## start Data in this exercise
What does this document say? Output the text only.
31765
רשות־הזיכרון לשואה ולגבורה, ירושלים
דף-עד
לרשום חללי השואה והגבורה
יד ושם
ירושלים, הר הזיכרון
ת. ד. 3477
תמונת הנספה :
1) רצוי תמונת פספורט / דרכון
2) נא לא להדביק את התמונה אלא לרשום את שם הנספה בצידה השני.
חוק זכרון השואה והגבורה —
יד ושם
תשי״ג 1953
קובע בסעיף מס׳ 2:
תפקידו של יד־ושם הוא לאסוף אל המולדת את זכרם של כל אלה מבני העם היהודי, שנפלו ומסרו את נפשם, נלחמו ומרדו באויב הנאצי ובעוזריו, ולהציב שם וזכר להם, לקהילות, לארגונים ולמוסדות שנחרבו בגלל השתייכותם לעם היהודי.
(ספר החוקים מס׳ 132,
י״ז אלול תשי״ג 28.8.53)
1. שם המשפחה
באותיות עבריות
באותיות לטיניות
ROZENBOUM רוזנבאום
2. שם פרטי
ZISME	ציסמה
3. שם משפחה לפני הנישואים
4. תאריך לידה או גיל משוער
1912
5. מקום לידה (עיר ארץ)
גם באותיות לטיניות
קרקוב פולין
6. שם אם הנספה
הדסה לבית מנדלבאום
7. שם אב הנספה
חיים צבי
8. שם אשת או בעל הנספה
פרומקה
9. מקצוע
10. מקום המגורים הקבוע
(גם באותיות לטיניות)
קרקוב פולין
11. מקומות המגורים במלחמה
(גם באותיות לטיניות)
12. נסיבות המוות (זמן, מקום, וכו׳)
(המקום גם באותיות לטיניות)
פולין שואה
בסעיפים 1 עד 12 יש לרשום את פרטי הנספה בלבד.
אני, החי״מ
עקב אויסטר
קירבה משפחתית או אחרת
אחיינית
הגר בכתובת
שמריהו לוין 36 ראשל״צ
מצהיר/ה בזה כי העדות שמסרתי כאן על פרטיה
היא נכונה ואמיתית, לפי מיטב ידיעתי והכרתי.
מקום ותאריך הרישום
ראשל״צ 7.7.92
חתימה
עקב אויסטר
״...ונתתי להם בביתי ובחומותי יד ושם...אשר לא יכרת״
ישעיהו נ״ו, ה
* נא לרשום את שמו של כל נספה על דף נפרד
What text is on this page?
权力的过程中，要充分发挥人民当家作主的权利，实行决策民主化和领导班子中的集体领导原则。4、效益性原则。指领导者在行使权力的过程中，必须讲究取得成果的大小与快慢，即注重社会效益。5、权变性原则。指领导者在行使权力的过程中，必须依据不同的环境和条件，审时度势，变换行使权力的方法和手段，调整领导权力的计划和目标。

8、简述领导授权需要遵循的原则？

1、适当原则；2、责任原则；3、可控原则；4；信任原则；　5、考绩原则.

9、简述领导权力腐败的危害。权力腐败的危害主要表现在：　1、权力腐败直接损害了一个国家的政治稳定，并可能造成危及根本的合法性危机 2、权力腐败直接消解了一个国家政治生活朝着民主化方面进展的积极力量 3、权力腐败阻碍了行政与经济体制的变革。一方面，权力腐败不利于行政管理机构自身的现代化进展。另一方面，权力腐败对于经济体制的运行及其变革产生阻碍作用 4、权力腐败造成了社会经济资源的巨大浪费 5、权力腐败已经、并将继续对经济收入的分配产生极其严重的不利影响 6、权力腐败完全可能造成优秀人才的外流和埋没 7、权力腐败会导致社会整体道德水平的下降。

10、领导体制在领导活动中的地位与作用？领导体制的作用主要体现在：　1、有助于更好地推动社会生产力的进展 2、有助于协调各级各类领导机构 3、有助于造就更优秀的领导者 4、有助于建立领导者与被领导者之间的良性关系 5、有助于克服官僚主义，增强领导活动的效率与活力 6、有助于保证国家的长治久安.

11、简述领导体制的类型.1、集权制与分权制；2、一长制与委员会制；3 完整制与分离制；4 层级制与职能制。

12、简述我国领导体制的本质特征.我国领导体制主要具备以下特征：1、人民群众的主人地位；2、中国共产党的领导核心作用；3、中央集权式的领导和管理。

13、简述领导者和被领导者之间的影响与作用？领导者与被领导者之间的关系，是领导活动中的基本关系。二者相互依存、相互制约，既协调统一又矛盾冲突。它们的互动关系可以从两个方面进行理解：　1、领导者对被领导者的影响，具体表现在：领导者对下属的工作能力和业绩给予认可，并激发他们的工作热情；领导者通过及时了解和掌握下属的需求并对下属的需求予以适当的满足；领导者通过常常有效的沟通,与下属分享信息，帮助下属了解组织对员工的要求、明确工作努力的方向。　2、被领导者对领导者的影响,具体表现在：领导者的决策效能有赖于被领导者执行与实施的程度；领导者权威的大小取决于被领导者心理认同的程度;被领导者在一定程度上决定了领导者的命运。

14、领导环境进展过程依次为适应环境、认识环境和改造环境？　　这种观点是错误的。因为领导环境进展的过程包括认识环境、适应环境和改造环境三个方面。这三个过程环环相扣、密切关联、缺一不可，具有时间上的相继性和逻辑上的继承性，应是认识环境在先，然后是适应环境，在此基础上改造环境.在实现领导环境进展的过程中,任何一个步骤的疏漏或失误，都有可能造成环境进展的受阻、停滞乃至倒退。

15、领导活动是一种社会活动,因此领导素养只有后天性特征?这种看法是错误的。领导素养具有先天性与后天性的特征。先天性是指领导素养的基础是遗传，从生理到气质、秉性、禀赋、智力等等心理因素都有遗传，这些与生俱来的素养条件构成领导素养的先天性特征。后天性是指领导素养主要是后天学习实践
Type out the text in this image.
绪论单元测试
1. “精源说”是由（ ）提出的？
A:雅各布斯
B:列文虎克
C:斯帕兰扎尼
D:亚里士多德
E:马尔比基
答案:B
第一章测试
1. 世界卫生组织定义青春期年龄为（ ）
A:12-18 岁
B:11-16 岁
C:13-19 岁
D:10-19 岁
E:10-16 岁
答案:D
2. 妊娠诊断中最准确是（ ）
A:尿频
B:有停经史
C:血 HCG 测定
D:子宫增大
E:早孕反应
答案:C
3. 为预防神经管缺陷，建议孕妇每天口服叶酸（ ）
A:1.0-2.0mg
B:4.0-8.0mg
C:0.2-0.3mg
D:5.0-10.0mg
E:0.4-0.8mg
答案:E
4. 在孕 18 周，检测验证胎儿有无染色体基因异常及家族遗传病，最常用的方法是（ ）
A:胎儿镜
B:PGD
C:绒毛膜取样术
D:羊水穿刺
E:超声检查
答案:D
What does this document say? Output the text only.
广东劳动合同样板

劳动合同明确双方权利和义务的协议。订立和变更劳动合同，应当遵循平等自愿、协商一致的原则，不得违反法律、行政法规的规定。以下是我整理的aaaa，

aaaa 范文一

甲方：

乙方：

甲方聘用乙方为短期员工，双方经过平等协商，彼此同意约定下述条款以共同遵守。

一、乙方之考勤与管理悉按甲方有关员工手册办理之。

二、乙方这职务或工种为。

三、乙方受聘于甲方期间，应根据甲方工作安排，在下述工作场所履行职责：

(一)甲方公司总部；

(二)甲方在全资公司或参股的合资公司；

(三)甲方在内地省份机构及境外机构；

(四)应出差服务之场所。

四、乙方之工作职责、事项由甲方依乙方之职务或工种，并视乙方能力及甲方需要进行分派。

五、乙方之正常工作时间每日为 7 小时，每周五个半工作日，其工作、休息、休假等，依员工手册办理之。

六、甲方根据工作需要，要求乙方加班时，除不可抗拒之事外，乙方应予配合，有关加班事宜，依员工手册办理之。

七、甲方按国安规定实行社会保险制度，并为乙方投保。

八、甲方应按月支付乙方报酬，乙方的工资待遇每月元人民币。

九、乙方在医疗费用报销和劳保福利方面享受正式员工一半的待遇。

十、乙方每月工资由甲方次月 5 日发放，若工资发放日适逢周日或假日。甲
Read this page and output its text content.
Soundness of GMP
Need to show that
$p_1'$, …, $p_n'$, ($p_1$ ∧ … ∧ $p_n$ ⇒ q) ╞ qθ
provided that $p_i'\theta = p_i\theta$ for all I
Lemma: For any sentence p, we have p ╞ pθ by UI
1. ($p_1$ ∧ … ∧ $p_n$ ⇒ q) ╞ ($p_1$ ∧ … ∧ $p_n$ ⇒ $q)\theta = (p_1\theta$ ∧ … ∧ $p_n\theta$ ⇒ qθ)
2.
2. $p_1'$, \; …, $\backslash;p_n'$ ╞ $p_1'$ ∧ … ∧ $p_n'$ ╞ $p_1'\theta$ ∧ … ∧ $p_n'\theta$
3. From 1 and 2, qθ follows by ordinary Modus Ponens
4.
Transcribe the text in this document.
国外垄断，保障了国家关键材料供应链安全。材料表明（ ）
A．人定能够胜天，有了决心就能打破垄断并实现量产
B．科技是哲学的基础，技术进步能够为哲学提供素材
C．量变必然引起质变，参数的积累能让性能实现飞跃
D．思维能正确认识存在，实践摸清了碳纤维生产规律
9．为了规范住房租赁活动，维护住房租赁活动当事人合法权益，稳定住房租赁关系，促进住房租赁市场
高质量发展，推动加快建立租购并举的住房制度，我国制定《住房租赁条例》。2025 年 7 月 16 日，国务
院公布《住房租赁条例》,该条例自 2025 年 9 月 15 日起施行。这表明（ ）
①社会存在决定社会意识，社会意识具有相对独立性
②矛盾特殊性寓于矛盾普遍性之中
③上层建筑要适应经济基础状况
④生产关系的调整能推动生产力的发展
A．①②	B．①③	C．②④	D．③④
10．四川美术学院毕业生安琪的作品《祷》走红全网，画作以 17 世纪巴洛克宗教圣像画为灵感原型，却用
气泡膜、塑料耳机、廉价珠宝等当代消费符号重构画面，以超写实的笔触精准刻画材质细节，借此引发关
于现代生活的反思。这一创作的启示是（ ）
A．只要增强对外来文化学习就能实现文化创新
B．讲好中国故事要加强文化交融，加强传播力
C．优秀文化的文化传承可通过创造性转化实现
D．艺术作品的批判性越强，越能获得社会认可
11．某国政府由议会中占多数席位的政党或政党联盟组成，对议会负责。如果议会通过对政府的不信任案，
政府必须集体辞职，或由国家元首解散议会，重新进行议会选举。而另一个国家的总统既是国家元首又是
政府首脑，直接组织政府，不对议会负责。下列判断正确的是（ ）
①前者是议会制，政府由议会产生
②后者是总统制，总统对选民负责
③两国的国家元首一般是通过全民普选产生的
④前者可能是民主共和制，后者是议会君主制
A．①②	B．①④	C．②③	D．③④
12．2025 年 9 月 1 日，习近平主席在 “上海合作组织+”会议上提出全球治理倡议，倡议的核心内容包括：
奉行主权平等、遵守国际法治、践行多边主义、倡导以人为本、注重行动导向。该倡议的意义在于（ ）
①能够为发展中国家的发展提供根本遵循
## end Data in this exercise
What you are asked to do = In the entries above, find each line with the word "that" and copy it.

Answer =
Need to show that
provided that $p_i'\theta = p_i\theta$ for all I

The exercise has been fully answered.